§ Extracted data entries:
= = = = = = =

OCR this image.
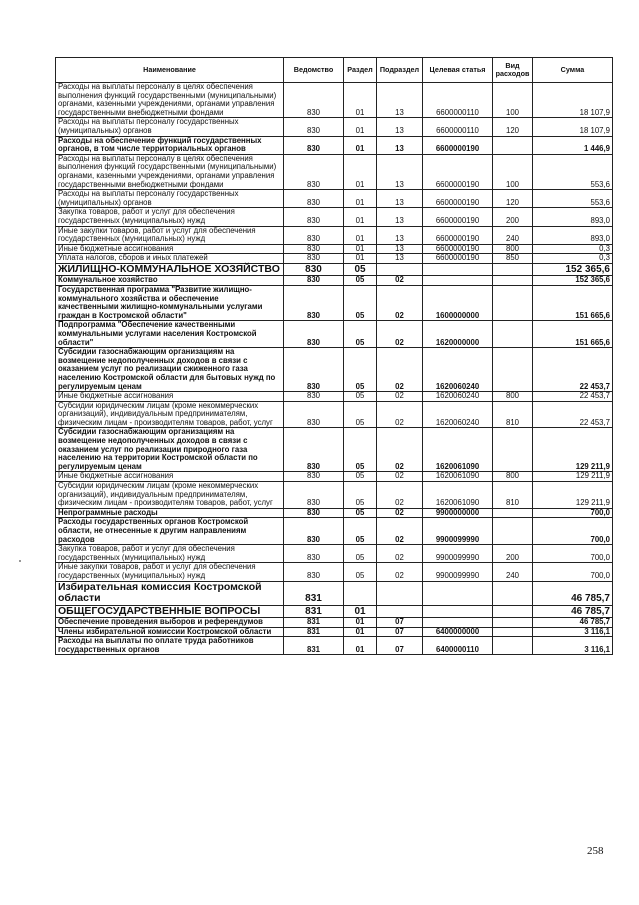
Наименование	Ведомство	Раздел	Подраздел	Целевая статья	Вид расходов	Сумма
Расходы на выплаты персоналу в целях обеспечения выполнения функций государственными (муниципальными) органами, казенными учреждениями, органами управления государственными внебюджетными фондами	830	01	13	6600000110	100	18 107,9
Расходы на выплаты персоналу государственных (муниципальных) органов	830	01	13	6600000110	120	18 107,9
Расходы на обеспечение функций государственных органов, в том числе территориальных органов	830	01	13	6600000190		1 446,9
Расходы на выплаты персоналу в целях обеспечения выполнения функций государственными (муниципальными) органами, казенными учреждениями, органами управления государственными внебюджетными фондами	830	01	13	6600000190	100	553,6
Расходы на выплаты персоналу государственных (муниципальных) органов	830	01	13	6600000190	120	553,6
Закупка товаров, работ и услуг для обеспечения государственных (муниципальных) нужд	830	01	13	6600000190	200	893,0
Иные закупки товаров, работ и услуг для обеспечения государственных (муниципальных) нужд	830	01	13	6600000190	240	893,0
Иные бюджетные ассигнования	830	01	13	6600000190	800	0,3
Уплата налогов, сборов и иных платежей	830	01	13	6600000190	850	0,3
ЖИЛИЩНО-КОММУНАЛЬНОЕ ХОЗЯЙСТВО	830	05				152 365,6
Коммунальное хозяйство	830	05	02			152 365,6
Государственная программа "Развитие жилищно-коммунального хозяйства и обеспечение качественными жилищно-коммунальными услугами граждан в Костромской области"	830	05	02	1600000000		151 665,6
Подпрограмма "Обеспечение качественными коммунальными услугами населения Костромской области"	830	05	02	1620000000		151 665,6
Субсидии газоснабжающим организациям на возмещение недополученных доходов в связи с оказанием услуг по реализации сжиженного газа населению Костромской области для бытовых нужд по регулируемым ценам	830	05	02	1620060240		22 453,7
Иные бюджетные ассигнования	830	05	02	1620060240	800	22 453,7
Субсидии юридическим лицам (кроме некоммерческих организаций), индивидуальным предпринимателям, физическим лицам - производителям товаров, работ, услуг	830	05	02	1620060240	810	22 453,7
Субсидии газоснабжающим организациям на возмещение недополученных доходов в связи с оказанием услуг по реализации природного газа населению на территории Костромской области по регулируемым ценам	830	05	02	1620061090		129 211,9
Иные бюджетные ассигнования	830	05	02	1620061090	800	129 211,9
Субсидии юридическим лицам (кроме некоммерческих организаций), индивидуальным предпринимателям, физическим лицам - производителям товаров, работ, услуг	830	05	02	1620061090	810	129 211,9
Непрограммные расходы	830	05	02	9900000000		700,0
Расходы государственных органов Костромской области, не отнесенные к другим направлениям расходов	830	05	02	9900099990		700,0
Закупка товаров, работ и услуг для обеспечения государственных (муниципальных) нужд	830	05	02	9900099990	200	700,0
Иные закупки товаров, работ и услуг для обеспечения государственных (муниципальных) нужд	830	05	02	9900099990	240	700,0
Избирательная комиссия Костромской области	831					46 785,7
ОБЩЕГОСУДАРСТВЕННЫЕ ВОПРОСЫ	831	01				46 785,7
Обеспечение проведения выборов и референдумов	831	01	07			46 785,7
Члены избирательной комиссии Костромской области	831	01	07	6400000000		3 116,1
Расходы на выплаты по оплате труда работников государственных органов	831	01	07	6400000110		3 116,1
258
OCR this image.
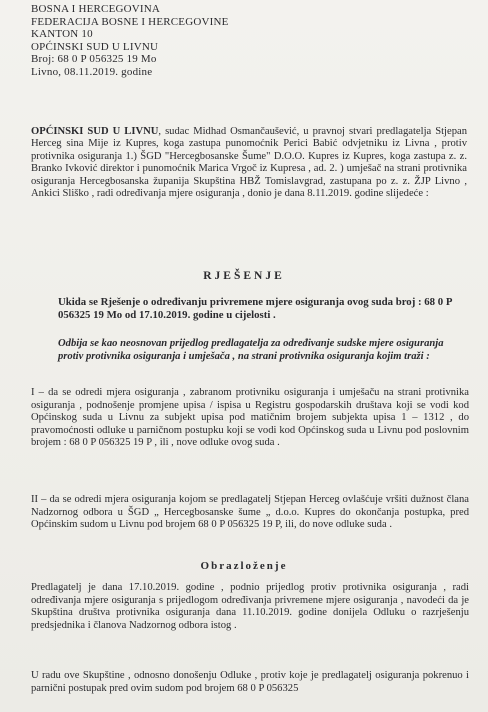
BOSNA I HERCEGOVINA
FEDERACIJA BOSNE I HERCEGOVINE
KANTON 10
OPĆINSKI SUD U LIVNU
Broj: 68 0 P 056325 19 Mo
Livno, 08.11.2019. godine
OPĆINSKI SUD U LIVNU, sudac Midhad Osmančaušević, u pravnoj stvari predlagatelja Stjepan Herceg sina Mije iz Kupres, koga zastupa punomoćnik Perici Babić odvjetniku iz Livna , protiv protivnika osiguranja 1.) ŠGD "Hercegbosanske Šume" D.O.O. Kupres iz Kupres, koga zastupa z. z. Branko Ivković direktor i punomoćnik Marica Vrgoč iz Kupresa , ad. 2. ) umješač na strani protivnika osiguranja Hercegbosanska županija Skupština HBŽ Tomislavgrad, zastupana po z. z. ŽJP Livno , Ankici Sliško , radi određivanja mjere osiguranja , donio je dana 8.11.2019. godine slijedeće :
RJEŠENJE
Ukida se Rješenje o određivanju privremene mjere osiguranja ovog suda broj : 68 0 P 056325 19 Mo od 17.10.2019. godine u cijelosti .
Odbija se kao neosnovan prijedlog predlagatelja za određivanje sudske mjere osiguranja protiv protivnika osiguranja i umješača , na strani protivnika osiguranja kojim traži :
I – da se odredi mjera osiguranja , zabranom protivniku osiguranja i umješaču na strani protivnika osiguranja , podnošenje promjene upisa / ispisa u Registru gospodarskih društava koji se vodi kod Općinskog suda u Livnu za subjekt upisa pod matičnim brojem subjekta upisa 1 – 1312 , do pravomoćnosti odluke u parničnom postupku koji se vodi kod Općinskog suda u Livnu pod poslovnim brojem : 68 0 P 056325 19 P , ili , nove odluke ovog suda .
II – da se odredi mjera osiguranja kojom se predlagatelj Stjepan Herceg ovlašćuje vršiti dužnost člana Nadzornog odbora u ŠGD „ Hercegbosanske šume „ d.o.o. Kupres do okončanja postupka, pred Općinskim sudom u Livnu pod brojem 68 0 P 056325 19 P, ili, do nove odluke suda .
Obrazloženje
Predlagatelj je dana 17.10.2019. godine , podnio prijedlog protiv protivnika osiguranja , radi određivanja mjere osiguranja s prijedlogom određivanja privremene mjere osiguranja , navodeći da je Skupština društva protivnika osiguranja dana 11.10.2019. godine donijela Odluku o razrješenju predsjednika i članova Nadzornog odbora istog .
U radu ove Skupštine , odnosno donošenju Odluke , protiv koje je predlagatelj osiguranja pokrenuo i parnični postupak pred ovim sudom pod brojem 68 0 P 056325
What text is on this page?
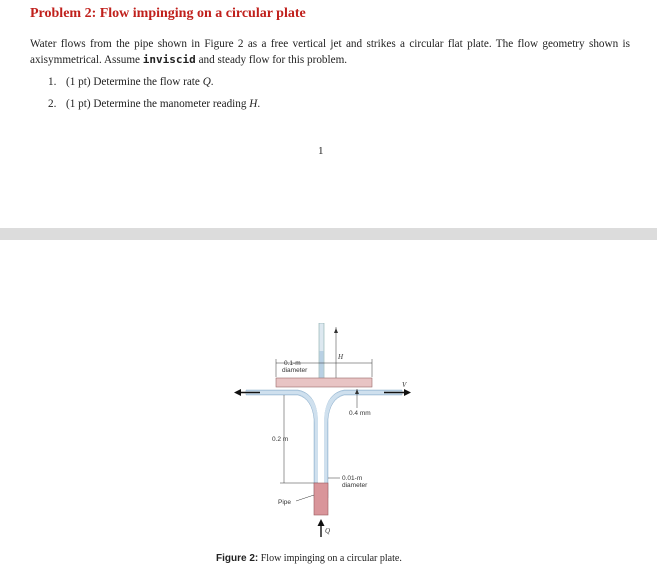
Problem 2: Flow impinging on a circular plate
Water flows from the pipe shown in Figure 2 as a free vertical jet and strikes a circular flat plate. The flow geometry shown is axisymmetrical. Assume inviscid and steady flow for this problem.
1. (1 pt) Determine the flow rate Q.
2. (1 pt) Determine the manometer reading H.
1
H
0.1-m
diameter
V
0.4 mm
0.2 m
0.01-m
diameter
Pipe
Q
Figure 2: Flow impinging on a circular plate.
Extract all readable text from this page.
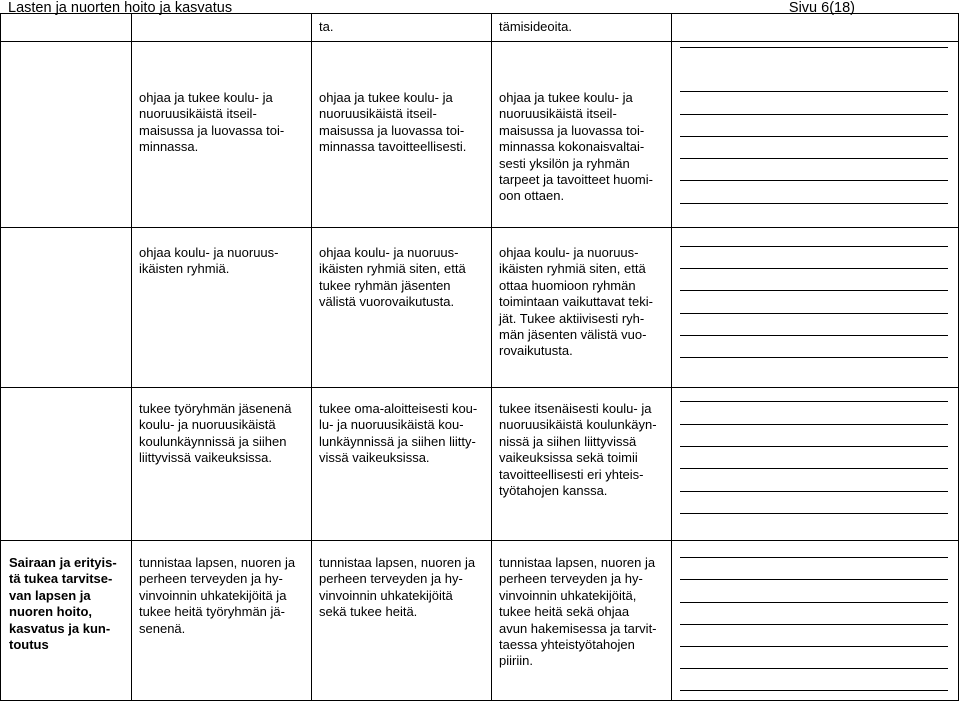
Lasten ja nuorten hoito ja kasvatus	Sivu 6(18)
ta.	tämisideoita.
ohjaa ja tukee koulu- ja
nuoruusikäistä itseil-
maisussa ja luovassa toi-
minnassa.
ohjaa ja tukee koulu- ja
nuoruusikäistä itseil-
maisussa ja luovassa toi-
minnassa tavoitteellisesti.
ohjaa ja tukee koulu- ja
nuoruusikäistä itseil-
maisussa ja luovassa toi-
minnassa kokonaisvaltai-
sesti yksilön ja ryhmän
tarpeet ja tavoitteet huomi-
oon ottaen.
ohjaa koulu- ja nuoruus-
ikäisten ryhmiä.
ohjaa koulu- ja nuoruus-
ikäisten ryhmiä siten, että
tukee ryhmän jäsenten
välistä vuorovaikutusta.
ohjaa koulu- ja nuoruus-
ikäisten ryhmiä siten, että
ottaa huomioon ryhmän
toimintaan vaikuttavat teki-
jät. Tukee aktiivisesti ryh-
män jäsenten välistä vuo-
rovaikutusta.
tukee työryhmän jäsenenä
koulu- ja nuoruusikäistä
koulunkäynnissä ja siihen
liittyvissä vaikeuksissa.
tukee oma-aloitteisesti kou-
lu- ja nuoruusikäistä kou-
lunkäynnissä ja siihen liitty-
vissä vaikeuksissa.
tukee itsenäisesti koulu- ja
nuoruusikäistä koulunkäyn-
nissä ja siihen liittyvissä
vaikeuksissa sekä toimii
tavoitteellisesti eri yhteis-
työtahojen kanssa.
Sairaan ja erityis-
tä tukea tarvitse-
van lapsen ja
nuoren hoito,
kasvatus ja kun-
toutus
tunnistaa lapsen, nuoren ja
perheen terveyden ja hy-
vinvoinnin uhkatekijöitä ja
tukee heitä työryhmän jä-
senenä.
tunnistaa lapsen, nuoren ja
perheen terveyden ja hy-
vinvoinnin uhkatekijöitä
sekä tukee heitä.
tunnistaa lapsen, nuoren ja
perheen terveyden ja hy-
vinvoinnin uhkatekijöitä,
tukee heitä sekä ohjaa
avun hakemisessa ja tarvit-
taessa yhteistyötahojen
piiriin.
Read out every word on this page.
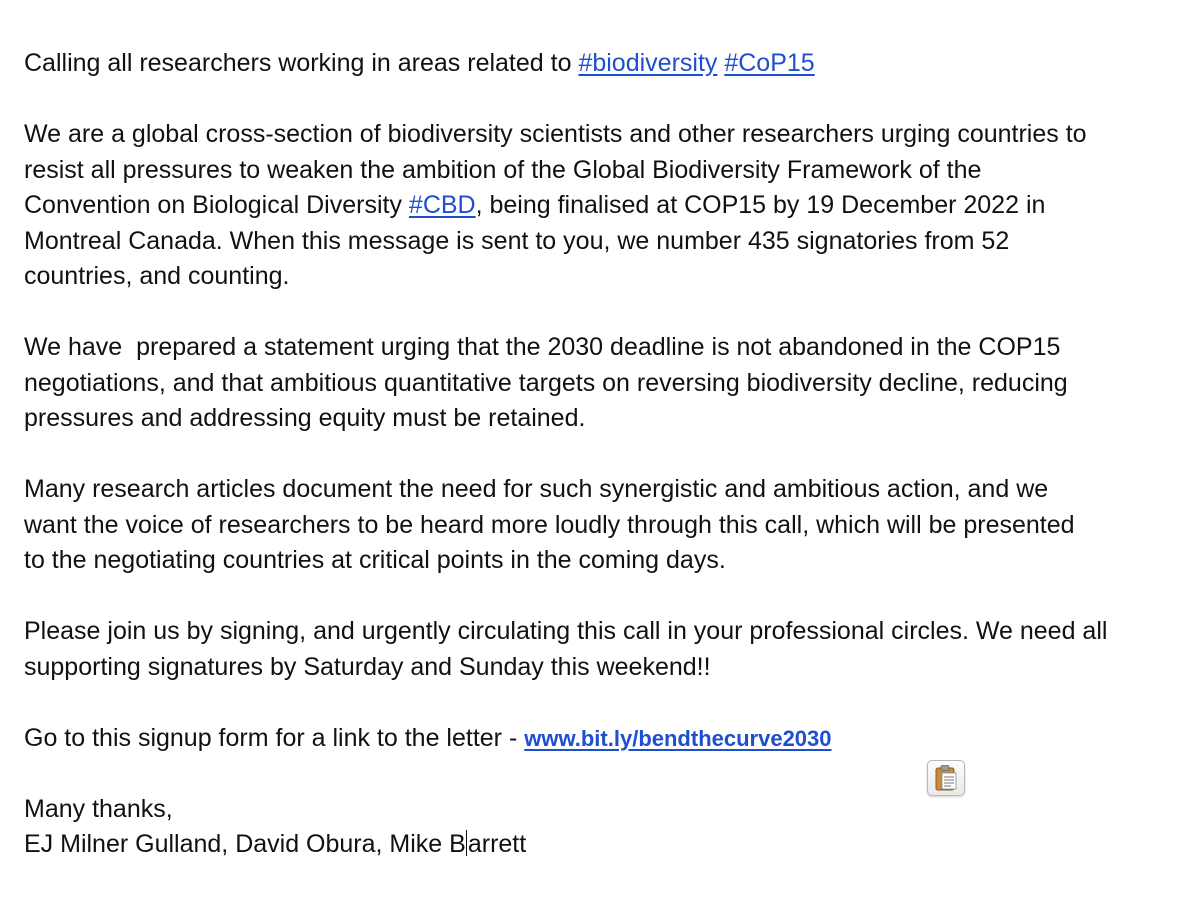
Calling all researchers working in areas related to #biodiversity #CoP15

We are a global cross-section of biodiversity scientists and other researchers urging countries to
resist all pressures to weaken the ambition of the Global Biodiversity Framework of the
Convention on Biological Diversity #CBD, being finalised at COP15 by 19 December 2022 in
Montreal Canada. When this message is sent to you, we number 435 signatories from 52
countries, and counting.

We have  prepared a statement urging that the 2030 deadline is not abandoned in the COP15
negotiations, and that ambitious quantitative targets on reversing biodiversity decline, reducing
pressures and addressing equity must be retained.

Many research articles document the need for such synergistic and ambitious action, and we
want the voice of researchers to be heard more loudly through this call, which will be presented
to the negotiating countries at critical points in the coming days.

Please join us by signing, and urgently circulating this call in your professional circles. We need all
supporting signatures by Saturday and Sunday this weekend!!

Go to this signup form for a link to the letter - www.bit.ly/bendthecurve2030

Many thanks,
EJ Milner Gulland, David Obura, Mike Barrett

= = = = = = =

§ What to work on: Look for the word "vaikeuksissa" and return every line where it occurs.

§ Complete output:
liittyvissä vaikeuksissa.
vissä vaikeuksissa.
vaikeuksissa sekä toimii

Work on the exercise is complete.